Exactly reproduce each entry, leaving out nothing.

Records from a dataset:
:::::

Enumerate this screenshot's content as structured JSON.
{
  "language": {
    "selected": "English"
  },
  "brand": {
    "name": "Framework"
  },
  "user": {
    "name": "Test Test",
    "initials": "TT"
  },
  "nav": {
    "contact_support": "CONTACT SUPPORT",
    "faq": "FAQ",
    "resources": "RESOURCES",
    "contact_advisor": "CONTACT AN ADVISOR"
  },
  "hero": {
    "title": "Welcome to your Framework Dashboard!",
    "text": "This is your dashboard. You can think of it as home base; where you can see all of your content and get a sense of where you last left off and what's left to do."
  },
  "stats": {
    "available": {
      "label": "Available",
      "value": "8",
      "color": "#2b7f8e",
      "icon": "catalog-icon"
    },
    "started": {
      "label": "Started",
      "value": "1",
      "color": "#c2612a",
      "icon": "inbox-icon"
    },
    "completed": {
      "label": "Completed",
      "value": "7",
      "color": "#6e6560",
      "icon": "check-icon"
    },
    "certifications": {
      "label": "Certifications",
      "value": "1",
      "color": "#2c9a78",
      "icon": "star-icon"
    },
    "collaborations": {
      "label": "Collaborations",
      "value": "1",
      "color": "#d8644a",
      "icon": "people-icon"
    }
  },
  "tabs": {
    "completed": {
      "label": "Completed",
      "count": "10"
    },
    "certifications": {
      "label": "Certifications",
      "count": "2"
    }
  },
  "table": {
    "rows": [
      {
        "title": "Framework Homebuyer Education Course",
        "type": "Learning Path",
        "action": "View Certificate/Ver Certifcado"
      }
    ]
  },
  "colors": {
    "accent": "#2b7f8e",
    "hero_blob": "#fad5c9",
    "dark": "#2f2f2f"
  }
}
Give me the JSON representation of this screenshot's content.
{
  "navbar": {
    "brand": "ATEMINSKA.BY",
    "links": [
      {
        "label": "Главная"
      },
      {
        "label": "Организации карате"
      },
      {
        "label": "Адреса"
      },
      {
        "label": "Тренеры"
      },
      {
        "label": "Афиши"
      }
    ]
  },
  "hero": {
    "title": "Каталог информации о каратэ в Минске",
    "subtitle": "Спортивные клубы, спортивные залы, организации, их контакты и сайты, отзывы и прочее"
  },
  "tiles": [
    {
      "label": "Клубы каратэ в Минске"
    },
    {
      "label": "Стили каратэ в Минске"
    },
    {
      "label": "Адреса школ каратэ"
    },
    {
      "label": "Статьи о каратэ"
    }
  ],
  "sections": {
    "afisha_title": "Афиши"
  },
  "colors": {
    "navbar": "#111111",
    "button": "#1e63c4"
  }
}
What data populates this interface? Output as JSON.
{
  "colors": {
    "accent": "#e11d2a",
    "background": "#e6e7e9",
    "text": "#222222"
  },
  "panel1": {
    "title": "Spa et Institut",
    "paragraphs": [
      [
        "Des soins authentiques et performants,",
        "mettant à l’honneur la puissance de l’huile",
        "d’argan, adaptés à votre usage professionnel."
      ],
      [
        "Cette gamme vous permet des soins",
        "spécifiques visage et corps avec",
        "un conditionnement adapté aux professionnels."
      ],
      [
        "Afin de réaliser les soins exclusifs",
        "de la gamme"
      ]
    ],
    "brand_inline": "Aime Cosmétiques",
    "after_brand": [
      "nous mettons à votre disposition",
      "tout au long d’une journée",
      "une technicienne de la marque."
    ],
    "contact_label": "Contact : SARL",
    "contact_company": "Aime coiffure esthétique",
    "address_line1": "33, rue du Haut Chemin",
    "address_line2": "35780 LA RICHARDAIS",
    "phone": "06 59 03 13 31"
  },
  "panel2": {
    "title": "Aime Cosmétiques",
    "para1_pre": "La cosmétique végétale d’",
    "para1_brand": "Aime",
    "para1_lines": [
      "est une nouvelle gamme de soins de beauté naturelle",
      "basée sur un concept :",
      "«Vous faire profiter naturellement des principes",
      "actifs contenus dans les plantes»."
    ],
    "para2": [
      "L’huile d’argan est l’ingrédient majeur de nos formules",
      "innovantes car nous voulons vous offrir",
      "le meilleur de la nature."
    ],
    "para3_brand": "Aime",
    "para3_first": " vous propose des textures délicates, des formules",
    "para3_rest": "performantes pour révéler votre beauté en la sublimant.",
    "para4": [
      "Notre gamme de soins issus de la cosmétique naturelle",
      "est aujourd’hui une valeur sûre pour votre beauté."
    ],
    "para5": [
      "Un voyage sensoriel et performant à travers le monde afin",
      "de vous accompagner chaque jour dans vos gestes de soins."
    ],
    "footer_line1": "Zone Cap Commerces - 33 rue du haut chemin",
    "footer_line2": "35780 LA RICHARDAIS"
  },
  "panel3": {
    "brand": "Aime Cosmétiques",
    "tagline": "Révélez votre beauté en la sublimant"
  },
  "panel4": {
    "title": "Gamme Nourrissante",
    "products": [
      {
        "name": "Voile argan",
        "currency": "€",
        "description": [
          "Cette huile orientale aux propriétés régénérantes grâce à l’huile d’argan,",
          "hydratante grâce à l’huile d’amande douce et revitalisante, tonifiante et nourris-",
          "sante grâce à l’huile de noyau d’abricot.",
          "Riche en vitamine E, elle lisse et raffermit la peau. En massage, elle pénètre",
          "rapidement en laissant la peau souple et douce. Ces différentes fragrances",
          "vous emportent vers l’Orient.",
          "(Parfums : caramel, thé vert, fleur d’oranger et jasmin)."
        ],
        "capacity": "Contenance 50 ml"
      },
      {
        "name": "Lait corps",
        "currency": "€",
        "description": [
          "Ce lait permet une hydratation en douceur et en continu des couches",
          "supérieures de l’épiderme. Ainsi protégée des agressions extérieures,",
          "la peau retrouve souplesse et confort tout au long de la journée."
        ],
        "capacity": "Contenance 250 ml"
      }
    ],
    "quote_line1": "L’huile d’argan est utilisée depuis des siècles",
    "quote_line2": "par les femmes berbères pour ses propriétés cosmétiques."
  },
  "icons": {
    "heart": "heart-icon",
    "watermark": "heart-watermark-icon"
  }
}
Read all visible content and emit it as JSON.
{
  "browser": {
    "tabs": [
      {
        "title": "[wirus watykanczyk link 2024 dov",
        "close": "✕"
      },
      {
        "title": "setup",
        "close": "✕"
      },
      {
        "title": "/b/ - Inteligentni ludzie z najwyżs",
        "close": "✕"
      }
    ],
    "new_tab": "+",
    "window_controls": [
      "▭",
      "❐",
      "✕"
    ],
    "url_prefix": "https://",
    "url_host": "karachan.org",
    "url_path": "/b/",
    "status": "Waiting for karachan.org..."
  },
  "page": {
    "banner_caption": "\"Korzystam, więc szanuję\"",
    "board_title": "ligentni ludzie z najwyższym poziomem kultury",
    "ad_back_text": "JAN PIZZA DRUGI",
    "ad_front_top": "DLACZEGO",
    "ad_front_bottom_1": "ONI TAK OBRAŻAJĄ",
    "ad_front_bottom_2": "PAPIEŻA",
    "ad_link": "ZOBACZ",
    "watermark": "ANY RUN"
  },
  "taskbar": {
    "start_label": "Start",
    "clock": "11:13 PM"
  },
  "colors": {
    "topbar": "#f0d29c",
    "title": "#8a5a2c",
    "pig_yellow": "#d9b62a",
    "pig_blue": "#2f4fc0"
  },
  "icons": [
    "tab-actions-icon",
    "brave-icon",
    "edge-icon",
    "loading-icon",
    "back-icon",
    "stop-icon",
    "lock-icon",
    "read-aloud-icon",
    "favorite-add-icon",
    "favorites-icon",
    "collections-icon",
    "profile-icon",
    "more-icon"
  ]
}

:::::

• THE OUTPUT:
Enumerate this screenshot's content as structured JSON.
{
  "language": {
    "selected": "English"
  },
  "brand": {
    "name": "Framework"
  },
  "user": {
    "name": "Test Test",
    "initials": "TT"
  },
  "nav": {
    "contact_support": "CONTACT SUPPORT",
    "faq": "FAQ",
    "resources": "RESOURCES",
    "contact_advisor": "CONTACT AN ADVISOR"
  },
  "hero": {
    "title": "Welcome to your Framework Dashboard!",
    "text": "This is your dashboard. You can think of it as home base; where you can see all of your content and get a sense of where you last left off and what's left to do."
  },
  "stats": {
    "available": {
      "label": "Available",
      "value": "8",
      "color": "#2b7f8e",
      "icon": "catalog-icon"
    },
    "started": {
      "label": "Started",
      "value": "1",
      "color": "#c2612a",
      "icon": "inbox-icon"
    },
    "completed": {
      "label": "Completed",
      "value": "7",
      "color": "#6e6560",
      "icon": "check-icon"
    },
    "certifications": {
      "label": "Certifications",
      "value": "1",
      "color": "#2c9a78",
      "icon": "star-icon"
    },
    "collaborations": {
      "label": "Collaborations",
      "value": "1",
      "color": "#d8644a",
      "icon": "people-icon"
    }
  },
  "tabs": {
    "completed": {
      "label": "Completed",
      "count": "10"
    },
    "certifications": {
      "label": "Certifications",
      "count": "2"
    }
  },
  "table": {
    "rows": [
      {
        "title": "Framework Homebuyer Education Course",
        "type": "Learning Path",
        "action": "View Certificate/Ver Certifcado"
      }
    ]
  },
  "colors": {
    "accent": "#2b7f8e",
    "hero_blob": "#fad5c9",
    "dark": "#2f2f2f"
  }
}
Give me the JSON representation of this screenshot's content.
{
  "navbar": {
    "brand": "ATEMINSKA.BY",
    "links": [
      {
        "label": "Главная"
      },
      {
        "label": "Организации карате"
      },
      {
        "label": "Адреса"
      },
      {
        "label": "Тренеры"
      },
      {
        "label": "Афиши"
      }
    ]
  },
  "hero": {
    "title": "Каталог информации о каратэ в Минске",
    "subtitle": "Спортивные клубы, спортивные залы, организации, их контакты и сайты, отзывы и прочее"
  },
  "tiles": [
    {
      "label": "Клубы каратэ в Минске"
    },
    {
      "label": "Стили каратэ в Минске"
    },
    {
      "label": "Адреса школ каратэ"
    },
    {
      "label": "Статьи о каратэ"
    }
  ],
  "sections": {
    "afisha_title": "Афиши"
  },
  "colors": {
    "navbar": "#111111",
    "button": "#1e63c4"
  }
}
What data populates this interface? Output as JSON.
{
  "colors": {
    "accent": "#e11d2a",
    "background": "#e6e7e9",
    "text": "#222222"
  },
  "panel1": {
    "title": "Spa et Institut",
    "paragraphs": [
      [
        "Des soins authentiques et performants,",
        "mettant à l’honneur la puissance de l’huile",
        "d’argan, adaptés à votre usage professionnel."
      ],
      [
        "Cette gamme vous permet des soins",
        "spécifiques visage et corps avec",
        "un conditionnement adapté aux professionnels."
      ],
      [
        "Afin de réaliser les soins exclusifs",
        "de la gamme"
      ]
    ],
    "brand_inline": "Aime Cosmétiques",
    "after_brand": [
      "nous mettons à votre disposition",
      "tout au long d’une journée",
      "une technicienne de la marque."
    ],
    "contact_label": "Contact : SARL",
    "contact_company": "Aime coiffure esthétique",
    "address_line1": "33, rue du Haut Chemin",
    "address_line2": "35780 LA RICHARDAIS",
    "phone": "06 59 03 13 31"
  },
  "panel2": {
    "title": "Aime Cosmétiques",
    "para1_pre": "La cosmétique végétale d’",
    "para1_brand": "Aime",
    "para1_lines": [
      "est une nouvelle gamme de soins de beauté naturelle",
      "basée sur un concept :",
      "«Vous faire profiter naturellement des principes",
      "actifs contenus dans les plantes»."
    ],
    "para2": [
      "L’huile d’argan est l’ingrédient majeur de nos formules",
      "innovantes car nous voulons vous offrir",
      "le meilleur de la nature."
    ],
    "para3_brand": "Aime",
    "para3_first": " vous propose des textures délicates, des formules",
    "para3_rest": "performantes pour révéler votre beauté en la sublimant.",
    "para4": [
      "Notre gamme de soins issus de la cosmétique naturelle",
      "est aujourd’hui une valeur sûre pour votre beauté."
    ],
    "para5": [
      "Un voyage sensoriel et performant à travers le monde afin",
      "de vous accompagner chaque jour dans vos gestes de soins."
    ],
    "footer_line1": "Zone Cap Commerces - 33 rue du haut chemin",
    "footer_line2": "35780 LA RICHARDAIS"
  },
  "panel3": {
    "brand": "Aime Cosmétiques",
    "tagline": "Révélez votre beauté en la sublimant"
  },
  "panel4": {
    "title": "Gamme Nourrissante",
    "products": [
      {
        "name": "Voile argan",
        "currency": "€",
        "description": [
          "Cette huile orientale aux propriétés régénérantes grâce à l’huile d’argan,",
          "hydratante grâce à l’huile d’amande douce et revitalisante, tonifiante et nourris-",
          "sante grâce à l’huile de noyau d’abricot.",
          "Riche en vitamine E, elle lisse et raffermit la peau. En massage, elle pénètre",
          "rapidement en laissant la peau souple et douce. Ces différentes fragrances",
          "vous emportent vers l’Orient.",
          "(Parfums : caramel, thé vert, fleur d’oranger et jasmin)."
        ],
        "capacity": "Contenance 50 ml"
      },
      {
        "name": "Lait corps",
        "currency": "€",
        "description": [
          "Ce lait permet une hydratation en douceur et en continu des couches",
          "supérieures de l’épiderme. Ainsi protégée des agressions extérieures,",
          "la peau retrouve souplesse et confort tout au long de la journée."
        ],
        "capacity": "Contenance 250 ml"
      }
    ],
    "quote_line1": "L’huile d’argan est utilisée depuis des siècles",
    "quote_line2": "par les femmes berbères pour ses propriétés cosmétiques."
  },
  "icons": {
    "heart": "heart-icon",
    "watermark": "heart-watermark-icon"
  }
}
Read all visible content and emit it as JSON.
{
  "browser": {
    "tabs": [
      {
        "title": "[wirus watykanczyk link 2024 dov",
        "close": "✕"
      },
      {
        "title": "setup",
        "close": "✕"
      },
      {
        "title": "/b/ - Inteligentni ludzie z najwyżs",
        "close": "✕"
      }
    ],
    "new_tab": "+",
    "window_controls": [
      "▭",
      "❐",
      "✕"
    ],
    "url_prefix": "https://",
    "url_host": "karachan.org",
    "url_path": "/b/",
    "status": "Waiting for karachan.org..."
  },
  "page": {
    "banner_caption": "\"Korzystam, więc szanuję\"",
    "board_title": "ligentni ludzie z najwyższym poziomem kultury",
    "ad_back_text": "JAN PIZZA DRUGI",
    "ad_front_top": "DLACZEGO",
    "ad_front_bottom_1": "ONI TAK OBRAŻAJĄ",
    "ad_front_bottom_2": "PAPIEŻA",
    "ad_link": "ZOBACZ",
    "watermark": "ANY RUN"
  },
  "taskbar": {
    "start_label": "Start",
    "clock": "11:13 PM"
  },
  "colors": {
    "topbar": "#f0d29c",
    "title": "#8a5a2c",
    "pig_yellow": "#d9b62a",
    "pig_blue": "#2f4fc0"
  },
  "icons": [
    "tab-actions-icon",
    "brave-icon",
    "edge-icon",
    "loading-icon",
    "back-icon",
    "stop-icon",
    "lock-icon",
    "read-aloud-icon",
    "favorite-add-icon",
    "favorites-icon",
    "collections-icon",
    "profile-icon",
    "more-icon"
  ]
}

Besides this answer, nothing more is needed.